══ SOURCE MATERIAL

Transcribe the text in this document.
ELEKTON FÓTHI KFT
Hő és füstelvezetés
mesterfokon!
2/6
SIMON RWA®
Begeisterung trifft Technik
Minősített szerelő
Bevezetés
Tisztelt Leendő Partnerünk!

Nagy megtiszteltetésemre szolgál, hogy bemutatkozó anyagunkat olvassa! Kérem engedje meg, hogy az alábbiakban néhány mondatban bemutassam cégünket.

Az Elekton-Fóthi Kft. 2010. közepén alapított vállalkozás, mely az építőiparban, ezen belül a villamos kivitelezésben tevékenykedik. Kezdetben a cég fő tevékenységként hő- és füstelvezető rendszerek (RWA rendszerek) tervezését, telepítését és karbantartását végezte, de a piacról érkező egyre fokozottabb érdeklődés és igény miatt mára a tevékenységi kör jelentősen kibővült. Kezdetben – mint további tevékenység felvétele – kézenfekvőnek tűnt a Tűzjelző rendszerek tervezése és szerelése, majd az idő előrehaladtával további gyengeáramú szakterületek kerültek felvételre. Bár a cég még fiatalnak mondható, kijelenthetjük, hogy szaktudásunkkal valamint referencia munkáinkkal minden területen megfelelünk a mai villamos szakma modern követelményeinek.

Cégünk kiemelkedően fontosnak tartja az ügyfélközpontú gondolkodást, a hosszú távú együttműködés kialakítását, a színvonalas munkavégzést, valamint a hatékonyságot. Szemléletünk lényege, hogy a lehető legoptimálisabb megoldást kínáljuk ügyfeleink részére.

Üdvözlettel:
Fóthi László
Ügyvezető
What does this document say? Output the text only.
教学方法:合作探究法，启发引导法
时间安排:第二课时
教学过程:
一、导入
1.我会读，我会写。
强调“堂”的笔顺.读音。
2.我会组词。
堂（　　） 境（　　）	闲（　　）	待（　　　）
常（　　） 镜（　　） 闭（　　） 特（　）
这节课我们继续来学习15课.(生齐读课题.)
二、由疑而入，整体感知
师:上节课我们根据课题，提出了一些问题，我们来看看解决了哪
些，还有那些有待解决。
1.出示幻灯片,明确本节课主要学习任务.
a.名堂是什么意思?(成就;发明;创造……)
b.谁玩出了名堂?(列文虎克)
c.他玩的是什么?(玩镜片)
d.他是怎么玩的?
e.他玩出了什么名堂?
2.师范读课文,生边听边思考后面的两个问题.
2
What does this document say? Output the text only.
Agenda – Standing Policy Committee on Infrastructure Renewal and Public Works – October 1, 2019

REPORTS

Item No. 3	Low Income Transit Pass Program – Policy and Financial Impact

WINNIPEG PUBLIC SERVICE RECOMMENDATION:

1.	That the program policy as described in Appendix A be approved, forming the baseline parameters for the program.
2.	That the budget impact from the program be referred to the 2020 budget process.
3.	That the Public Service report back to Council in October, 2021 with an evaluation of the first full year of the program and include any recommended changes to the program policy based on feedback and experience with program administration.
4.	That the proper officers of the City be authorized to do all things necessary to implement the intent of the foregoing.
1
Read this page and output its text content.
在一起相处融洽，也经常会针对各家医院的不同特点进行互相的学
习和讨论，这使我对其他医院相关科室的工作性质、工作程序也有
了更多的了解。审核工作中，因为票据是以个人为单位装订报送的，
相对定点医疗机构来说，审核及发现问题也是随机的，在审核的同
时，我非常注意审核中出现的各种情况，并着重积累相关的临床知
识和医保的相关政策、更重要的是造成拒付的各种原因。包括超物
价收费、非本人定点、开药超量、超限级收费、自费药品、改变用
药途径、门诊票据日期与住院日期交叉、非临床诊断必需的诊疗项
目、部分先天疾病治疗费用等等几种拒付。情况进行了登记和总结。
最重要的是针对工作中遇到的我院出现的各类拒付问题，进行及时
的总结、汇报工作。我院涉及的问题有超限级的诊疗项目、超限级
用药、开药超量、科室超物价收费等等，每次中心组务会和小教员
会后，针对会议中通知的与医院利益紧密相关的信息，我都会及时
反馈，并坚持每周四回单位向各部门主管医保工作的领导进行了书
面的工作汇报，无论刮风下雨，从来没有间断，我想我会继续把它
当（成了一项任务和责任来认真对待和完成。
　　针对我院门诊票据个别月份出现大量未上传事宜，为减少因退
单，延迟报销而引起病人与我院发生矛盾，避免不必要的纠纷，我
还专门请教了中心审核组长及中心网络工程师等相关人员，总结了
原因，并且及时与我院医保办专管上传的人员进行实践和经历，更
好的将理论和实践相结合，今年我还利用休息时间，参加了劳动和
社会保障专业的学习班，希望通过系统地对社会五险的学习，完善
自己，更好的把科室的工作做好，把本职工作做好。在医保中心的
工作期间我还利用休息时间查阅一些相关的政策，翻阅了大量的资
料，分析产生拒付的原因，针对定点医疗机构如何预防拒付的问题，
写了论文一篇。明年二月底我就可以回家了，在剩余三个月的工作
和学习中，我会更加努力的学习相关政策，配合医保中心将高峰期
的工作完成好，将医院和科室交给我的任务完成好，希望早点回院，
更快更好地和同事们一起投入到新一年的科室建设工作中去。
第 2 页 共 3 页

════

* EXERCISE DETAILS: Scan the listing above and copy all lines containing the word "October".

* EXPECTED OUTPUT:
Agenda – Standing Policy Committee on Infrastructure Renewal and Public Works – October 1, 2019
3.	That the Public Service report back to Council in October, 2021 with an evaluation of the first full year of the program and include any recommended changes to the program policy based on feedback and experience with program administration.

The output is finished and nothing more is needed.